# [Task requirements]
Write every entry out again exactly, please, and skip the pictures.

# [Data supplied]

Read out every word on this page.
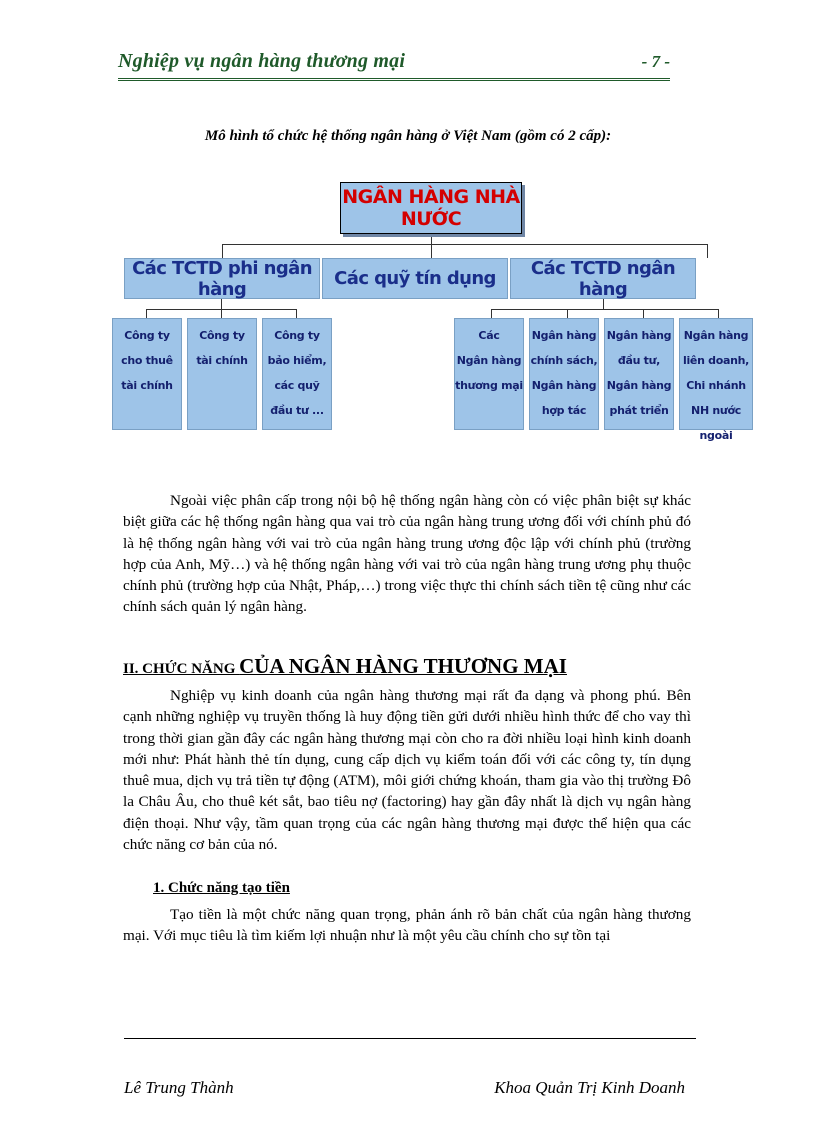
Nghiệp vụ ngân hàng thương mại	- 7 -
Mô hình tổ chức hệ thống ngân hàng ở Việt Nam (gồm có 2 cấp):
NGÂN HÀNG NHÀ NƯỚC
Các TCTD phi ngân hàng	Các quỹ tín dụng	Các TCTD ngân hàng
Công ty
cho thuê
tài chính
Công ty
tài chính
Công ty
bảo hiểm,
các quỹ
đầu tư ...
Các
Ngân hàng
thương mại
Ngân hàng
chính sách,
Ngân hàng
hợp tác
Ngân hàng
đầu tư,
Ngân hàng
phát triển
Ngân hàng
liên doanh,
Chi nhánh
NH nước ngoài
Ngoài việc phân cấp trong nội bộ hệ thống ngân hàng còn có việc phân biệt sự khác biệt giữa các hệ thống ngân hàng qua vai trò của ngân hàng trung ương đối với chính phủ đó là hệ thống ngân hàng với vai trò của ngân hàng trung ương độc lập với chính phủ (trường hợp của Anh, Mỹ…) và hệ thống ngân hàng với vai trò của ngân hàng trung ương phụ thuộc chính phủ (trường hợp của Nhật, Pháp,…) trong việc thực thi chính sách tiền tệ cũng như các chính sách quản lý ngân hàng.
II. CHỨC NĂNG CỦA NGÂN HÀNG THƯƠNG MẠI
Nghiệp vụ kinh doanh của ngân hàng thương mại rất đa dạng và phong phú. Bên cạnh những nghiệp vụ truyền thống là huy động tiền gửi dưới nhiều hình thức để cho vay thì trong thời gian gần đây các ngân hàng thương mại còn cho ra đời nhiều loại hình kinh doanh mới như: Phát hành thẻ tín dụng, cung cấp dịch vụ kiểm toán đối với các công ty, tín dụng thuê mua, dịch vụ trả tiền tự động (ATM), môi giới chứng khoán, tham gia vào thị trường Đô la Châu Âu, cho thuê két sắt, bao tiêu nợ (factoring) hay gần đây nhất là dịch vụ ngân hàng điện thoại. Như vậy, tầm quan trọng của các ngân hàng thương mại được thể hiện qua các chức năng cơ bản của nó.
1. Chức năng tạo tiền
Tạo tiền là một chức năng quan trọng, phản ánh rõ bản chất của ngân hàng thương mại. Với mục tiêu là tìm kiếm lợi nhuận như là một yêu cầu chính cho sự tồn tại
Lê Trung Thành	Khoa Quản Trị Kinh Doanh
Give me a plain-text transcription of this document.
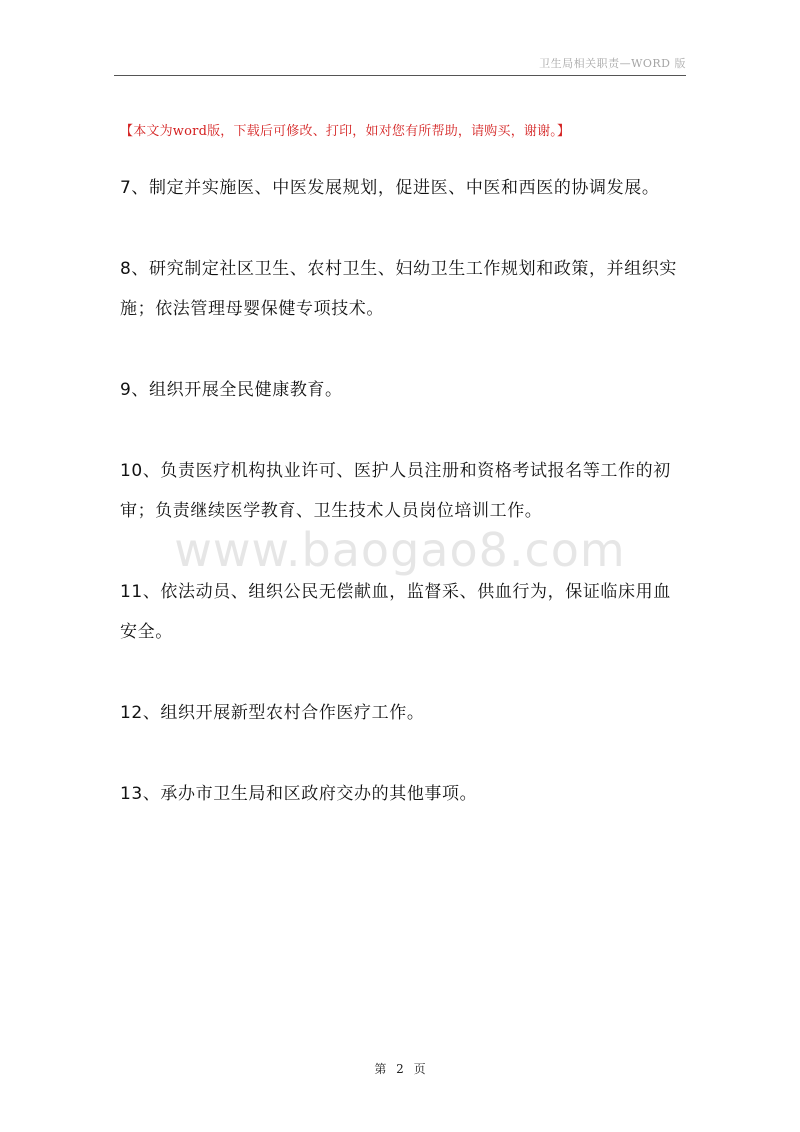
卫生局相关职责—WORD 版
【本文为word版，下载后可修改、打印，如对您有所帮助，请购买，谢谢。】

7、制定并实施医、中医发展规划，促进医、中医和西医的协调发展。

8、研究制定社区卫生、农村卫生、妇幼卫生工作规划和政策，并组织实施；依法管理母婴保健专项技术。

9、组织开展全民健康教育。

10、负责医疗机构执业许可、医护人员注册和资格考试报名等工作的初审；负责继续医学教育、卫生技术人员岗位培训工作。

11、依法动员、组织公民无偿献血，监督采、供血行为，保证临床用血安全。

12、组织开展新型农村合作医疗工作。

13、承办市卫生局和区政府交办的其他事项。

www.baogao8.com
第 2 页
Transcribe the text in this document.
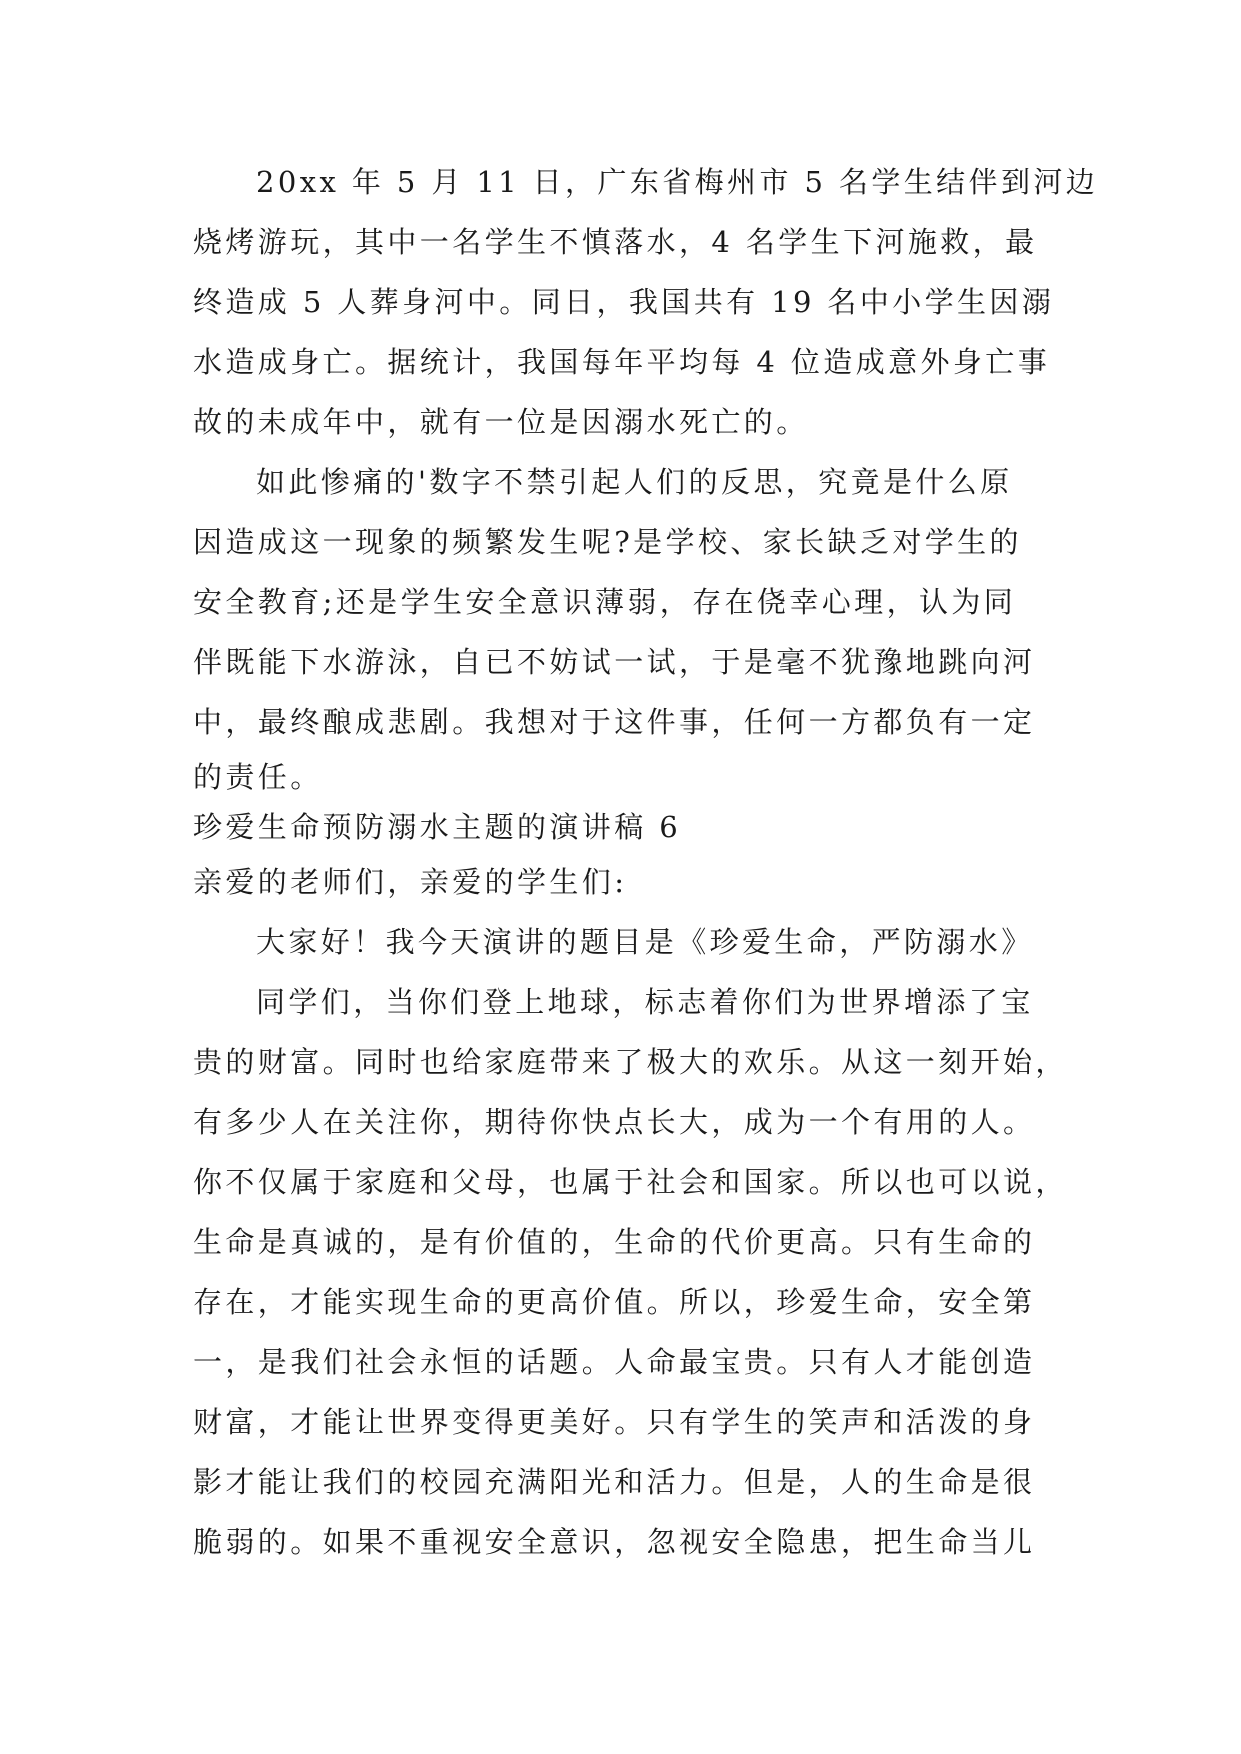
20xx 年 5 月 11 日，广东省梅州市 5 名学生结伴到河边
烧烤游玩，其中一名学生不慎落水，4 名学生下河施救，最
终造成 5 人葬身河中。同日，我国共有 19 名中小学生因溺
水造成身亡。据统计，我国每年平均每 4 位造成意外身亡事
故的未成年中，就有一位是因溺水死亡的。
如此惨痛的'数字不禁引起人们的反思，究竟是什么原
因造成这一现象的频繁发生呢?是学校、家长缺乏对学生的
安全教育;还是学生安全意识薄弱，存在侥幸心理，认为同
伴既能下水游泳，自已不妨试一试，于是毫不犹豫地跳向河
中，最终酿成悲剧。我想对于这件事，任何一方都负有一定
的责任。
珍爱生命预防溺水主题的演讲稿 6
亲爱的老师们，亲爱的学生们:
大家好！我今天演讲的题目是《珍爱生命，严防溺水》
同学们，当你们登上地球，标志着你们为世界增添了宝
贵的财富。同时也给家庭带来了极大的欢乐。从这一刻开始，
有多少人在关注你，期待你快点长大，成为一个有用的人。
你不仅属于家庭和父母，也属于社会和国家。所以也可以说，
生命是真诚的，是有价值的，生命的代价更高。只有生命的
存在，才能实现生命的更高价值。所以，珍爱生命，安全第
一，是我们社会永恒的话题。人命最宝贵。只有人才能创造
财富，才能让世界变得更美好。只有学生的笑声和活泼的身
影才能让我们的校园充满阳光和活力。但是，人的生命是很
脆弱的。如果不重视安全意识，忽视安全隐患，把生命当儿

# [Complete output]
Read out every word on this page.
Nghiệp vụ ngân hàng thương mại	- 7 -
Mô hình tổ chức hệ thống ngân hàng ở Việt Nam (gồm có 2 cấp):
NGÂN HÀNG NHÀ NƯỚC
Các TCTD phi ngân hàng	Các quỹ tín dụng	Các TCTD ngân hàng
Công ty
cho thuê
tài chính
Công ty
tài chính
Công ty
bảo hiểm,
các quỹ
đầu tư ...
Các
Ngân hàng
thương mại
Ngân hàng
chính sách,
Ngân hàng
hợp tác
Ngân hàng
đầu tư,
Ngân hàng
phát triển
Ngân hàng
liên doanh,
Chi nhánh
NH nước ngoài
Ngoài việc phân cấp trong nội bộ hệ thống ngân hàng còn có việc phân biệt sự khác biệt giữa các hệ thống ngân hàng qua vai trò của ngân hàng trung ương đối với chính phủ đó là hệ thống ngân hàng với vai trò của ngân hàng trung ương độc lập với chính phủ (trường hợp của Anh, Mỹ…) và hệ thống ngân hàng với vai trò của ngân hàng trung ương phụ thuộc chính phủ (trường hợp của Nhật, Pháp,…) trong việc thực thi chính sách tiền tệ cũng như các chính sách quản lý ngân hàng.
II. CHỨC NĂNG CỦA NGÂN HÀNG THƯƠNG MẠI
Nghiệp vụ kinh doanh của ngân hàng thương mại rất đa dạng và phong phú. Bên cạnh những nghiệp vụ truyền thống là huy động tiền gửi dưới nhiều hình thức để cho vay thì trong thời gian gần đây các ngân hàng thương mại còn cho ra đời nhiều loại hình kinh doanh mới như: Phát hành thẻ tín dụng, cung cấp dịch vụ kiểm toán đối với các công ty, tín dụng thuê mua, dịch vụ trả tiền tự động (ATM), môi giới chứng khoán, tham gia vào thị trường Đô la Châu Âu, cho thuê két sắt, bao tiêu nợ (factoring) hay gần đây nhất là dịch vụ ngân hàng điện thoại. Như vậy, tầm quan trọng của các ngân hàng thương mại được thể hiện qua các chức năng cơ bản của nó.
1. Chức năng tạo tiền
Tạo tiền là một chức năng quan trọng, phản ánh rõ bản chất của ngân hàng thương mại. Với mục tiêu là tìm kiếm lợi nhuận như là một yêu cầu chính cho sự tồn tại
Lê Trung Thành	Khoa Quản Trị Kinh Doanh
Give me a plain-text transcription of this document.
卫生局相关职责—WORD 版
【本文为word版，下载后可修改、打印，如对您有所帮助，请购买，谢谢。】

7、制定并实施医、中医发展规划，促进医、中医和西医的协调发展。

8、研究制定社区卫生、农村卫生、妇幼卫生工作规划和政策，并组织实施；依法管理母婴保健专项技术。

9、组织开展全民健康教育。

10、负责医疗机构执业许可、医护人员注册和资格考试报名等工作的初审；负责继续医学教育、卫生技术人员岗位培训工作。

11、依法动员、组织公民无偿献血，监督采、供血行为，保证临床用血安全。

12、组织开展新型农村合作医疗工作。

13、承办市卫生局和区政府交办的其他事项。

www.baogao8.com
第 2 页
Transcribe the text in this document.
20xx 年 5 月 11 日，广东省梅州市 5 名学生结伴到河边
烧烤游玩，其中一名学生不慎落水，4 名学生下河施救，最
终造成 5 人葬身河中。同日，我国共有 19 名中小学生因溺
水造成身亡。据统计，我国每年平均每 4 位造成意外身亡事
故的未成年中，就有一位是因溺水死亡的。
如此惨痛的'数字不禁引起人们的反思，究竟是什么原
因造成这一现象的频繁发生呢?是学校、家长缺乏对学生的
安全教育;还是学生安全意识薄弱，存在侥幸心理，认为同
伴既能下水游泳，自已不妨试一试，于是毫不犹豫地跳向河
中，最终酿成悲剧。我想对于这件事，任何一方都负有一定
的责任。
珍爱生命预防溺水主题的演讲稿 6
亲爱的老师们，亲爱的学生们:
大家好！我今天演讲的题目是《珍爱生命，严防溺水》
同学们，当你们登上地球，标志着你们为世界增添了宝
贵的财富。同时也给家庭带来了极大的欢乐。从这一刻开始，
有多少人在关注你，期待你快点长大，成为一个有用的人。
你不仅属于家庭和父母，也属于社会和国家。所以也可以说，
生命是真诚的，是有价值的，生命的代价更高。只有生命的
存在，才能实现生命的更高价值。所以，珍爱生命，安全第
一，是我们社会永恒的话题。人命最宝贵。只有人才能创造
财富，才能让世界变得更美好。只有学生的笑声和活泼的身
影才能让我们的校园充满阳光和活力。但是，人的生命是很
脆弱的。如果不重视安全意识，忽视安全隐患，把生命当儿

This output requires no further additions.